=== Entries taken from a collection ===
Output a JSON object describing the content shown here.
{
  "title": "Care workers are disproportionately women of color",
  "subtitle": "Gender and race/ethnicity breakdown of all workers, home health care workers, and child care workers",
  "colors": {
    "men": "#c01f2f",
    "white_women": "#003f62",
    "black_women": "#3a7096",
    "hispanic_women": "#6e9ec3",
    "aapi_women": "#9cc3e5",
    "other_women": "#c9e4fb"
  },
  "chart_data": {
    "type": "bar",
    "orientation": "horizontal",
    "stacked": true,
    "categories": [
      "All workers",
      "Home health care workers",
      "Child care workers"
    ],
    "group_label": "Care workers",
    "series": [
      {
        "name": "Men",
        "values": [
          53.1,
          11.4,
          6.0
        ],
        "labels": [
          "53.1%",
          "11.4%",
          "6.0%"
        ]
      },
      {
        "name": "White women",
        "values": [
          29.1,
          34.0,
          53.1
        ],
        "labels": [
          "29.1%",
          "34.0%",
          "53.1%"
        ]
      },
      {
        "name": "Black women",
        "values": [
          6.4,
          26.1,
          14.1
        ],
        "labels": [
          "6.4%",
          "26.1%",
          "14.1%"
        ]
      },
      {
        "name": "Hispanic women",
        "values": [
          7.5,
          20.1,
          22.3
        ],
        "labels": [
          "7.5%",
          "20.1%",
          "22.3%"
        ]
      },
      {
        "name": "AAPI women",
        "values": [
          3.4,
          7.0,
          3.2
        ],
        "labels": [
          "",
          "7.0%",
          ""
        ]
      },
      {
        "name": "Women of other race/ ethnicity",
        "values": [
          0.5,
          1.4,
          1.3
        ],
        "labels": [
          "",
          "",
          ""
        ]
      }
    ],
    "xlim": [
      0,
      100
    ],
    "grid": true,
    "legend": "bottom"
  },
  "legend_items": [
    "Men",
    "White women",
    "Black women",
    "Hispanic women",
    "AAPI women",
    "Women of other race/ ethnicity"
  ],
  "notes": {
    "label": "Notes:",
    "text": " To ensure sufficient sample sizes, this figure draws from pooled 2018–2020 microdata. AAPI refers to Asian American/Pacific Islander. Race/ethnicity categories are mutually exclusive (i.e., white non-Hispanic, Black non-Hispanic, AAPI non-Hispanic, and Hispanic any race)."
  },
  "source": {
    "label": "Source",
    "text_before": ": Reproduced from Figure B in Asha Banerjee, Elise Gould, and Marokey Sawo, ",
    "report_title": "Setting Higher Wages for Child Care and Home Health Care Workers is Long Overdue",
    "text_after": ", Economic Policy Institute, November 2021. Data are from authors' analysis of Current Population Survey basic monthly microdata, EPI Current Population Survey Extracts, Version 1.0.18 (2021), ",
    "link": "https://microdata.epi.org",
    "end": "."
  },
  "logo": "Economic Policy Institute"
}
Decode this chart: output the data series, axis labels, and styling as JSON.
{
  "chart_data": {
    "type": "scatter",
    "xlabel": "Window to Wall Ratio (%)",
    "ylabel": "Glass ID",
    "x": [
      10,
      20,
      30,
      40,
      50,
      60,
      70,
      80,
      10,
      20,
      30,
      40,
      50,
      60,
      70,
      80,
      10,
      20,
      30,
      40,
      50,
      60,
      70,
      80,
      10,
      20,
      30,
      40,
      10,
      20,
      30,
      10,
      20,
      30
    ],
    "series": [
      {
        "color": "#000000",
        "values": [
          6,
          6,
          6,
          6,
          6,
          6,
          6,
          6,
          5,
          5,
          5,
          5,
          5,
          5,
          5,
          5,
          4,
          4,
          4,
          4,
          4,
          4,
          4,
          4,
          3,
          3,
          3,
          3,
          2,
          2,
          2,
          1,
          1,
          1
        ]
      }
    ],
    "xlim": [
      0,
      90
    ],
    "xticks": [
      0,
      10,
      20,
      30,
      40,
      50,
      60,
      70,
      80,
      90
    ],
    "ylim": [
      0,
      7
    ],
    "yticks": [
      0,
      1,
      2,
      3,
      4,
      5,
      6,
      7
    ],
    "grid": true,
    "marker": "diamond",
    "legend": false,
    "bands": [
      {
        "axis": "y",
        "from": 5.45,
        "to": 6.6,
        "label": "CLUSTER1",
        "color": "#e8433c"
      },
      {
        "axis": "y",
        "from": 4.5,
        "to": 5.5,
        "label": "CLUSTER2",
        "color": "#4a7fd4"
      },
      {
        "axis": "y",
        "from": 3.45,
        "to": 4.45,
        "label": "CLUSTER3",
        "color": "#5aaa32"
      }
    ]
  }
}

=== Exercise objective ===
Give the entries once more, exactly as they appear.

=== Solved problem ===
Output a JSON object describing the content shown here.
{
  "title": "Care workers are disproportionately women of color",
  "subtitle": "Gender and race/ethnicity breakdown of all workers, home health care workers, and child care workers",
  "colors": {
    "men": "#c01f2f",
    "white_women": "#003f62",
    "black_women": "#3a7096",
    "hispanic_women": "#6e9ec3",
    "aapi_women": "#9cc3e5",
    "other_women": "#c9e4fb"
  },
  "chart_data": {
    "type": "bar",
    "orientation": "horizontal",
    "stacked": true,
    "categories": [
      "All workers",
      "Home health care workers",
      "Child care workers"
    ],
    "group_label": "Care workers",
    "series": [
      {
        "name": "Men",
        "values": [
          53.1,
          11.4,
          6.0
        ],
        "labels": [
          "53.1%",
          "11.4%",
          "6.0%"
        ]
      },
      {
        "name": "White women",
        "values": [
          29.1,
          34.0,
          53.1
        ],
        "labels": [
          "29.1%",
          "34.0%",
          "53.1%"
        ]
      },
      {
        "name": "Black women",
        "values": [
          6.4,
          26.1,
          14.1
        ],
        "labels": [
          "6.4%",
          "26.1%",
          "14.1%"
        ]
      },
      {
        "name": "Hispanic women",
        "values": [
          7.5,
          20.1,
          22.3
        ],
        "labels": [
          "7.5%",
          "20.1%",
          "22.3%"
        ]
      },
      {
        "name": "AAPI women",
        "values": [
          3.4,
          7.0,
          3.2
        ],
        "labels": [
          "",
          "7.0%",
          ""
        ]
      },
      {
        "name": "Women of other race/ ethnicity",
        "values": [
          0.5,
          1.4,
          1.3
        ],
        "labels": [
          "",
          "",
          ""
        ]
      }
    ],
    "xlim": [
      0,
      100
    ],
    "grid": true,
    "legend": "bottom"
  },
  "legend_items": [
    "Men",
    "White women",
    "Black women",
    "Hispanic women",
    "AAPI women",
    "Women of other race/ ethnicity"
  ],
  "notes": {
    "label": "Notes:",
    "text": " To ensure sufficient sample sizes, this figure draws from pooled 2018–2020 microdata. AAPI refers to Asian American/Pacific Islander. Race/ethnicity categories are mutually exclusive (i.e., white non-Hispanic, Black non-Hispanic, AAPI non-Hispanic, and Hispanic any race)."
  },
  "source": {
    "label": "Source",
    "text_before": ": Reproduced from Figure B in Asha Banerjee, Elise Gould, and Marokey Sawo, ",
    "report_title": "Setting Higher Wages for Child Care and Home Health Care Workers is Long Overdue",
    "text_after": ", Economic Policy Institute, November 2021. Data are from authors' analysis of Current Population Survey basic monthly microdata, EPI Current Population Survey Extracts, Version 1.0.18 (2021), ",
    "link": "https://microdata.epi.org",
    "end": "."
  },
  "logo": "Economic Policy Institute"
}
Decode this chart: output the data series, axis labels, and styling as JSON.
{
  "chart_data": {
    "type": "scatter",
    "xlabel": "Window to Wall Ratio (%)",
    "ylabel": "Glass ID",
    "x": [
      10,
      20,
      30,
      40,
      50,
      60,
      70,
      80,
      10,
      20,
      30,
      40,
      50,
      60,
      70,
      80,
      10,
      20,
      30,
      40,
      50,
      60,
      70,
      80,
      10,
      20,
      30,
      40,
      10,
      20,
      30,
      10,
      20,
      30
    ],
    "series": [
      {
        "color": "#000000",
        "values": [
          6,
          6,
          6,
          6,
          6,
          6,
          6,
          6,
          5,
          5,
          5,
          5,
          5,
          5,
          5,
          5,
          4,
          4,
          4,
          4,
          4,
          4,
          4,
          4,
          3,
          3,
          3,
          3,
          2,
          2,
          2,
          1,
          1,
          1
        ]
      }
    ],
    "xlim": [
      0,
      90
    ],
    "xticks": [
      0,
      10,
      20,
      30,
      40,
      50,
      60,
      70,
      80,
      90
    ],
    "ylim": [
      0,
      7
    ],
    "yticks": [
      0,
      1,
      2,
      3,
      4,
      5,
      6,
      7
    ],
    "grid": true,
    "marker": "diamond",
    "legend": false,
    "bands": [
      {
        "axis": "y",
        "from": 5.45,
        "to": 6.6,
        "label": "CLUSTER1",
        "color": "#e8433c"
      },
      {
        "axis": "y",
        "from": 4.5,
        "to": 5.5,
        "label": "CLUSTER2",
        "color": "#4a7fd4"
      },
      {
        "axis": "y",
        "from": 3.45,
        "to": 4.45,
        "label": "CLUSTER3",
        "color": "#5aaa32"
      }
    ]
  }
}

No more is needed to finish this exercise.